==== STORED ROWS
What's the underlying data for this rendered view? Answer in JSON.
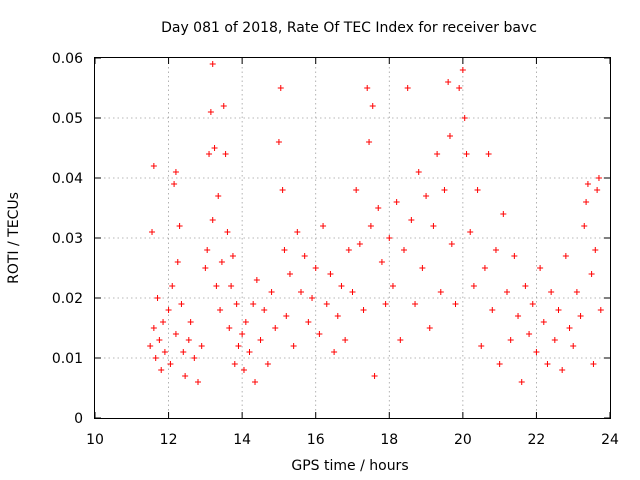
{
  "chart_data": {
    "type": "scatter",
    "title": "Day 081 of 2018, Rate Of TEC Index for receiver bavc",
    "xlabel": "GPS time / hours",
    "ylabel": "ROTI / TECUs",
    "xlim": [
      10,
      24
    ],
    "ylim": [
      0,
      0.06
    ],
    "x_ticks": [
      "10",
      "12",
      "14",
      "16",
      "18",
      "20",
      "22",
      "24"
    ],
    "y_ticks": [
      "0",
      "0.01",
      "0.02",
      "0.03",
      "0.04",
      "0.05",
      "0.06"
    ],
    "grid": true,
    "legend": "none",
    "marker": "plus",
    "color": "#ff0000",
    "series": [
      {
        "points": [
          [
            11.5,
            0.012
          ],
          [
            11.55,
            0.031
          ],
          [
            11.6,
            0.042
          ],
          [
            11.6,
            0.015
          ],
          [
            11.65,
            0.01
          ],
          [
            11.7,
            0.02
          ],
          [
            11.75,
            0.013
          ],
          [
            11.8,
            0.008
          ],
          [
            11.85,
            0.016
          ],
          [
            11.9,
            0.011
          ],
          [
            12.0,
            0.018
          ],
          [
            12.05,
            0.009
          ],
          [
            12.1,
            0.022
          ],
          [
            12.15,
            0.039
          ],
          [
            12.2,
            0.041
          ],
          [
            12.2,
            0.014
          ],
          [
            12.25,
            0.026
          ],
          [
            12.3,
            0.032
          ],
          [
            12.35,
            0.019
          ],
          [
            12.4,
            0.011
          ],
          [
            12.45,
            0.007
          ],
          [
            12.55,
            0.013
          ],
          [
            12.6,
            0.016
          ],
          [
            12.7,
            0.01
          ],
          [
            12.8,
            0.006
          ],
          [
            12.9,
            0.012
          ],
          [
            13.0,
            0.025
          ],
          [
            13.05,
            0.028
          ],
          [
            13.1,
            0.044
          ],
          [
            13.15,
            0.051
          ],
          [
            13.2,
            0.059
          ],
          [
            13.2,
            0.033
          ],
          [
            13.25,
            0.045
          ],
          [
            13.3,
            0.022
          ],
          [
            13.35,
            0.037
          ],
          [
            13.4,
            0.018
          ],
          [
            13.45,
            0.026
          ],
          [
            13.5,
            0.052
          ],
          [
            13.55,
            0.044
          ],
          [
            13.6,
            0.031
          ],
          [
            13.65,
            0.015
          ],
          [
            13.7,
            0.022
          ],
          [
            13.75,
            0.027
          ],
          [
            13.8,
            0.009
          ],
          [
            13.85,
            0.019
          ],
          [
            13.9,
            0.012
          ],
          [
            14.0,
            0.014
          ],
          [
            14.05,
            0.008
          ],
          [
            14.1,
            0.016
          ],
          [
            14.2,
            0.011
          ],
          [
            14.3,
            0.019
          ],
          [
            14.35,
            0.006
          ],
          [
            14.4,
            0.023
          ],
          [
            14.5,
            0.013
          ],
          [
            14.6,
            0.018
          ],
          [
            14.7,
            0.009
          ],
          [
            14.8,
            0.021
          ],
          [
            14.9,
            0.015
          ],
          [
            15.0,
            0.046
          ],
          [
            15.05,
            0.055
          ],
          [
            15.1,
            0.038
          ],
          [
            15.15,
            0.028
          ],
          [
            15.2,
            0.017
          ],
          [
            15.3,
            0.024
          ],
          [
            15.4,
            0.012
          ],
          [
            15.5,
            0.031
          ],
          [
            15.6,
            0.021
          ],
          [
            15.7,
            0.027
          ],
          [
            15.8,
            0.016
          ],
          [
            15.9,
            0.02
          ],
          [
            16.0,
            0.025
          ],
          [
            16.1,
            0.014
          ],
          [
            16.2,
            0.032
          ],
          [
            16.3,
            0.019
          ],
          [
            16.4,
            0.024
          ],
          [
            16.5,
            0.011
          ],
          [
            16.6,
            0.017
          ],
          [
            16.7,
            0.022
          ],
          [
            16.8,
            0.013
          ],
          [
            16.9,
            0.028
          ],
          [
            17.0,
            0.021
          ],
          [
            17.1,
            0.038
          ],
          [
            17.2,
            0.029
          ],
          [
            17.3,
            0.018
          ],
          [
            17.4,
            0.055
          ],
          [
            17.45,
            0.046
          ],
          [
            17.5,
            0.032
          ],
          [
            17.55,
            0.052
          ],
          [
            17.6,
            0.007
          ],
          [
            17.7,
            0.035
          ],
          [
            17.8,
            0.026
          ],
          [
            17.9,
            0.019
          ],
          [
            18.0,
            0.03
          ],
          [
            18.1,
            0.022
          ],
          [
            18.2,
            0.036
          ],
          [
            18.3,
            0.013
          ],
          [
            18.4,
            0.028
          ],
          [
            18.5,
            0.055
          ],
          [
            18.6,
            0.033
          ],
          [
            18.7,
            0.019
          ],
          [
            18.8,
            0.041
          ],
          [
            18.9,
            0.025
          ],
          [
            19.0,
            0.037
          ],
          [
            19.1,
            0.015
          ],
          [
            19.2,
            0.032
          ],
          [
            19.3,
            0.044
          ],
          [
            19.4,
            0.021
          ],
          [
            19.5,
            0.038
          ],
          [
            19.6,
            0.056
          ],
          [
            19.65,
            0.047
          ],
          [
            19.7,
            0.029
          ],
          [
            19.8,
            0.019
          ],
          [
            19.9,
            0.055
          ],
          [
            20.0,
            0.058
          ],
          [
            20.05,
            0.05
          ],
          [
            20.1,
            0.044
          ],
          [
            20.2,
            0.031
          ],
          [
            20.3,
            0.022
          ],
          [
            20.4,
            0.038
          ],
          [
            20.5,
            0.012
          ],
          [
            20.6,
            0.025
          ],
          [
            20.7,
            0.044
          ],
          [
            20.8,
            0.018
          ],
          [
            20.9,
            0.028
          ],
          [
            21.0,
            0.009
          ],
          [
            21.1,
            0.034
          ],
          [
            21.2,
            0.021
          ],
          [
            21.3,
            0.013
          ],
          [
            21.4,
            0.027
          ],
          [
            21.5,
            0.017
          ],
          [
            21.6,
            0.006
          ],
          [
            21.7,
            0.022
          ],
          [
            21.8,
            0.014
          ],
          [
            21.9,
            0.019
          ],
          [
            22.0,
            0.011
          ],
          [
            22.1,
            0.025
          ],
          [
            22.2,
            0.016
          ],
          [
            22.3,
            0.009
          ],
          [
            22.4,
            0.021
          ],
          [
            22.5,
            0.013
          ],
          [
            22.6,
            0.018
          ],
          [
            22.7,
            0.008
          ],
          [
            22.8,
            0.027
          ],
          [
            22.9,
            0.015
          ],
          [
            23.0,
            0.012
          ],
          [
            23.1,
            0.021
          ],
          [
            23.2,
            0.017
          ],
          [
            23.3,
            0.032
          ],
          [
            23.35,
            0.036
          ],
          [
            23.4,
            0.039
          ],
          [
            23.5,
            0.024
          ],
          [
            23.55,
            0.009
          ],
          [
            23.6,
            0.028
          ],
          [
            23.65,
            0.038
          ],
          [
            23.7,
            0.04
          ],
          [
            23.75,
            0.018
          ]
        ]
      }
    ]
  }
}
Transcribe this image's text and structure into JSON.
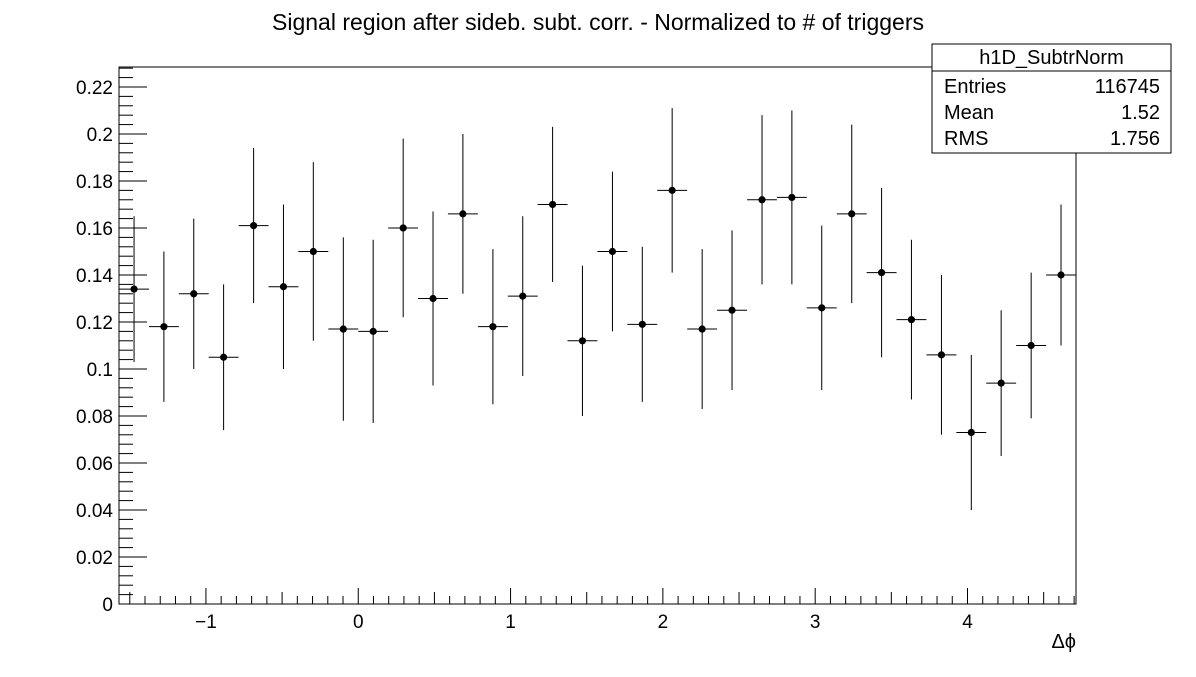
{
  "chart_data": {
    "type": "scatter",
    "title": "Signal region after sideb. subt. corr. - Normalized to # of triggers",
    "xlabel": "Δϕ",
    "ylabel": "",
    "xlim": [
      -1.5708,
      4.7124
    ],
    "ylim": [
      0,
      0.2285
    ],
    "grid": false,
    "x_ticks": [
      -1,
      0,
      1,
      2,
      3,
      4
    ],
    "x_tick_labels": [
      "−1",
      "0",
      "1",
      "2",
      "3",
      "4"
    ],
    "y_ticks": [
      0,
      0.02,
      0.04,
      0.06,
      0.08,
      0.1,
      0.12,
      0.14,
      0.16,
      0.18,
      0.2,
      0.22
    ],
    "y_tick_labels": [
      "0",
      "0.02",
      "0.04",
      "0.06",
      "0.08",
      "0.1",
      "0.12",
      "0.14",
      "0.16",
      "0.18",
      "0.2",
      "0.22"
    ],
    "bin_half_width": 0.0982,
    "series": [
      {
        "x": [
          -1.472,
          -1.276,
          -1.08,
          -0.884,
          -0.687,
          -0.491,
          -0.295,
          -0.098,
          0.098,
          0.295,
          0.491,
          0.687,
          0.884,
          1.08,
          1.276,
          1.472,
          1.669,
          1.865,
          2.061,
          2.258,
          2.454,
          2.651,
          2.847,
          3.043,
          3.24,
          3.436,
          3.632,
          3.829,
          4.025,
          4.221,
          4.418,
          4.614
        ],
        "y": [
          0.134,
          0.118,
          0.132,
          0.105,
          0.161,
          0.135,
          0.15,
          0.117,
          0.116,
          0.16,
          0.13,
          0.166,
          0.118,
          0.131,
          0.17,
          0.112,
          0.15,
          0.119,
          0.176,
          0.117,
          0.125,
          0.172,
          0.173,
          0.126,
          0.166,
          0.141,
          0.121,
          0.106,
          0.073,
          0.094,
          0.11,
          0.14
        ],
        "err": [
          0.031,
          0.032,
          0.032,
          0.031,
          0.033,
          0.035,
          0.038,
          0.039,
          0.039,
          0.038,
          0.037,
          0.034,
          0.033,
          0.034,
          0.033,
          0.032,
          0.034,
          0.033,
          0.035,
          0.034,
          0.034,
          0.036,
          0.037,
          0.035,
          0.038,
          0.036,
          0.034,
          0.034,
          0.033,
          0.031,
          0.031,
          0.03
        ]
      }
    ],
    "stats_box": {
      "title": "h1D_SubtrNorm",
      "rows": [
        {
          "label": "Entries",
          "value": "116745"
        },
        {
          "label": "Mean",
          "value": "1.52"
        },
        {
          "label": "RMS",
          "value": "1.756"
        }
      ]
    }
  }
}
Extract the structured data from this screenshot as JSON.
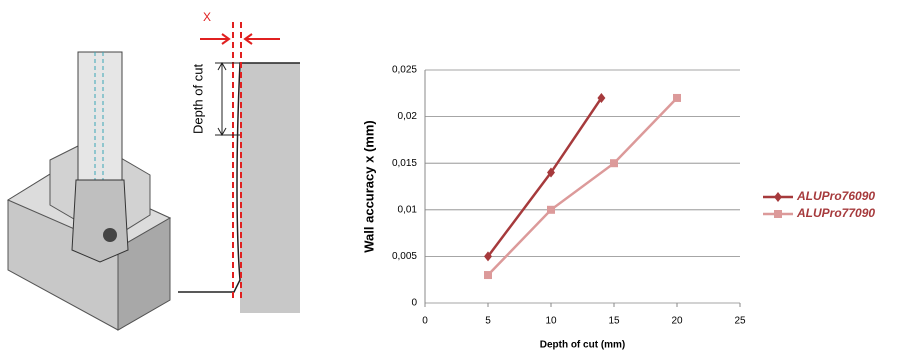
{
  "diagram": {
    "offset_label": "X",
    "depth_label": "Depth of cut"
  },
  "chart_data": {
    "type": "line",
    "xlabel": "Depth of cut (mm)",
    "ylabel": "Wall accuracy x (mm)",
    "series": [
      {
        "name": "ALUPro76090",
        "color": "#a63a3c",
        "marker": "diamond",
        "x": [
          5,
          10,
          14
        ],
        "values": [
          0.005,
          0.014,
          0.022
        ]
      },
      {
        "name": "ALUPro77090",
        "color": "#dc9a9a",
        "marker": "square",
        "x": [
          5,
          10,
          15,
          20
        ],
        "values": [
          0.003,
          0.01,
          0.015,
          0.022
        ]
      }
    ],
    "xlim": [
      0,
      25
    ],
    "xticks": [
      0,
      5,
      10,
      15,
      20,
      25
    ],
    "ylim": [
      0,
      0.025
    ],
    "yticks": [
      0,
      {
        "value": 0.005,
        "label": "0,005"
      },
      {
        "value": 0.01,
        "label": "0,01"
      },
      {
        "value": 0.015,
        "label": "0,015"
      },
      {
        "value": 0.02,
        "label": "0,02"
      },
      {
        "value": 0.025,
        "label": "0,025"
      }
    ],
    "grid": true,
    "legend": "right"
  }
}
========
**OBJECTIVE:** Search the entries for the word "this", then gather every line that has it.

**CORRECT ANSWER:**
What's the underlying data for this rendered view? Answer in JSON.
Transcribe this image's text and structure into JSON.
Extract the structured data from this screenshot as JSON.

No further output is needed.